DATASET CONTENT:
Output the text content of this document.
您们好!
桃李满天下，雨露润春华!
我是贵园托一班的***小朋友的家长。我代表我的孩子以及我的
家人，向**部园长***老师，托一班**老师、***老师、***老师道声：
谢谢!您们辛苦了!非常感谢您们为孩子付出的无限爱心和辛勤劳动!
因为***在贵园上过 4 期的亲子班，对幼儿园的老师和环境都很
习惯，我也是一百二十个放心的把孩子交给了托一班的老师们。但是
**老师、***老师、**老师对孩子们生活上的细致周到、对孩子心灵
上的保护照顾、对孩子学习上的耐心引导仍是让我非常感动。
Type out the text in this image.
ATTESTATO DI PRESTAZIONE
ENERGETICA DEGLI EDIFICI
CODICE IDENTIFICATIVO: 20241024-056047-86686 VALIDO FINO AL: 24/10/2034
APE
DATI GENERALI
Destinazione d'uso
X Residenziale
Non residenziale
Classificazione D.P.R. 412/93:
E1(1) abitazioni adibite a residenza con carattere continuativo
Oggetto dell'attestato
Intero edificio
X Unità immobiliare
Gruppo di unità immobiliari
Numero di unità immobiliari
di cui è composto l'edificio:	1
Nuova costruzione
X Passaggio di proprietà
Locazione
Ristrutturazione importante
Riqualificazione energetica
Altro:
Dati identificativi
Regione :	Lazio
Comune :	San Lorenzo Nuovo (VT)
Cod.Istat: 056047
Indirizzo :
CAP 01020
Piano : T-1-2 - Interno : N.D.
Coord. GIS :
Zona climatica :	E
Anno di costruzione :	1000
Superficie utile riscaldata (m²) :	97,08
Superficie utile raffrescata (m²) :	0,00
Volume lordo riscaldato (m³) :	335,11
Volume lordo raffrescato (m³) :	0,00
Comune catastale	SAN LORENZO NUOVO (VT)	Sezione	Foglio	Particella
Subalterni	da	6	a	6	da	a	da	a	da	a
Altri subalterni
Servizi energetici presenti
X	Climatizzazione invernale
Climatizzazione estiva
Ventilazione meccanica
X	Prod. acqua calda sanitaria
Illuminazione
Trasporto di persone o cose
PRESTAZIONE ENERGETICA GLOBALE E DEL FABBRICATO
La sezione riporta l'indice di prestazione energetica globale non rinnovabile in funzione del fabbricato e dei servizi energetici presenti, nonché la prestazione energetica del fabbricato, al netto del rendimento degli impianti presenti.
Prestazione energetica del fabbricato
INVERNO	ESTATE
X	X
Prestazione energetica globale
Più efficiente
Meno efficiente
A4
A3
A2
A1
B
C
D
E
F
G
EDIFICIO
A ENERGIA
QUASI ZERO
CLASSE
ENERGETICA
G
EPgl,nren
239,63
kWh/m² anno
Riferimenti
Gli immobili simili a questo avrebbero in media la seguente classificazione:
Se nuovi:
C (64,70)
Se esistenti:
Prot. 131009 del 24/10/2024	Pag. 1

TASK STATEMENT:
Search the data above for lines holding "presenti" and copy each of them.

RESULT OF THE TASK:
Servizi energetici presenti
La sezione riporta l'indice di prestazione energetica globale non rinnovabile in funzione del fabbricato e dei servizi energetici presenti, nonché la prestazione energetica del fabbricato, al netto del rendimento degli impianti presenti.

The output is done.